- _Work item A_:
Reproduce the subway assault report word for word, starting with "The 37-year-old suspect" and going on through "and attacked her.".
- _Work item B_:
Using the subway assault report, answer these:
(i) How many arrests has the suspect had since 1999?
(ii) How old is the suspect?
(iii) In which borough was the subway station where the surveillance video was recorded?

- _Extract provided_:
__________

Spencer Platt/Getty Images

A career criminal with more than 20 arrests to his name since 1999 was released for two separate assaults this week because of the state of New York’s bail reform laws.

The 37-year-old suspect appeared in court Wednesday after allegedly assaulting a woman on the New York City Subway in late February. Surveillance video from the Bronx subway station showed the man walking up to a woman with a black plastic bag in his hand. Then, without saying a word, the suspect smashed the contents of the bag, allegedly his own fecal matter, in her face, and smeared it on the back of her head before fleeing the scene, as the New York Post reported. According to the Bronx Assistant District Attorney present at his arraignment hearing, the suspect made a pass at the woman, but the woman did not engage with him. He then walked into a nearby idling subway car, where he defecated into the bag, before he walked back to the woman and attacked her.

__________

- _Dataset entries_:
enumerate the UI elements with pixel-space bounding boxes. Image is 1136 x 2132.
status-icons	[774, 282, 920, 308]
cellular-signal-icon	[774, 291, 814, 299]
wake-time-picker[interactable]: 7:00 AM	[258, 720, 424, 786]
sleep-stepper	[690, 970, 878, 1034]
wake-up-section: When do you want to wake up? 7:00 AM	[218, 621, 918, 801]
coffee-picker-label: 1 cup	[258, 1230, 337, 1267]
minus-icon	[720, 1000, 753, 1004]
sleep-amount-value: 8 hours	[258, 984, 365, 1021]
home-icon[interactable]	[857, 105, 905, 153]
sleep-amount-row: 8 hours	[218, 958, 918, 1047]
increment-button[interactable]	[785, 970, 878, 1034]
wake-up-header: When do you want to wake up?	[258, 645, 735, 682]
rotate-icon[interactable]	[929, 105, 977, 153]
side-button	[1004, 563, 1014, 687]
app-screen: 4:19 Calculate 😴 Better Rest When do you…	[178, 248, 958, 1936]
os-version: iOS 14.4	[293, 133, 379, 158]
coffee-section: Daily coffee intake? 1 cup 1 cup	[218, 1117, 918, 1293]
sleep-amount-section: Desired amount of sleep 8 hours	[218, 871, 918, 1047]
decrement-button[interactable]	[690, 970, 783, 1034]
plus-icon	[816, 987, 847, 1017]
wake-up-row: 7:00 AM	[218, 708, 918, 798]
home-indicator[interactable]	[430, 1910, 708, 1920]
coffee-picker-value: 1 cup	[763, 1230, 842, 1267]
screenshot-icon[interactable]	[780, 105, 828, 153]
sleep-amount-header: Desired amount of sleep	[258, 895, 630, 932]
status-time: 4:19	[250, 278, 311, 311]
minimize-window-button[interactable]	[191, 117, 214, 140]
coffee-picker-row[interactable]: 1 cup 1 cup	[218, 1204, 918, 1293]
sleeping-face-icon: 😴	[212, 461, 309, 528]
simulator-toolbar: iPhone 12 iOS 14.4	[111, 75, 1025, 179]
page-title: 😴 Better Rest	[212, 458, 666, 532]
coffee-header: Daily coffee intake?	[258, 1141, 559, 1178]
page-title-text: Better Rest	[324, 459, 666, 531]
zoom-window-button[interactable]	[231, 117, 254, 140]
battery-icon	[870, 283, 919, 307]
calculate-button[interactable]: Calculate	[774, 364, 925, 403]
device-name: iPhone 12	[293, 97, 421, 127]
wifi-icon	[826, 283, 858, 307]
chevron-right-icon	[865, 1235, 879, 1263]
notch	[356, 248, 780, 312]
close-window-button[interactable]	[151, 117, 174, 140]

__________

- _Exercise response A_:
The 37-year-old suspect appeared in court Wednesday after allegedly assaulting a woman on the New York City Subway in late February. Surveillance video from the Bronx subway station showed the man walking up to a woman with a black plastic bag in his hand. Then, without saying a word, the suspect smashed the contents of the bag, allegedly his own fecal matter, in her face, and smeared it on the back of her head before fleeing the scene, as the New York Post reported. According to the Bronx Assistant District Attorney present at his arraignment hearing, the suspect made a pass at the woman, but the woman did not engage with him. He then walked into a nearby idling subway car, where he defecated into the bag, before he walked back to the woman and attacked her.

- _Exercise response B_:
(i) More than 20
(ii) 37
(iii) The Bronx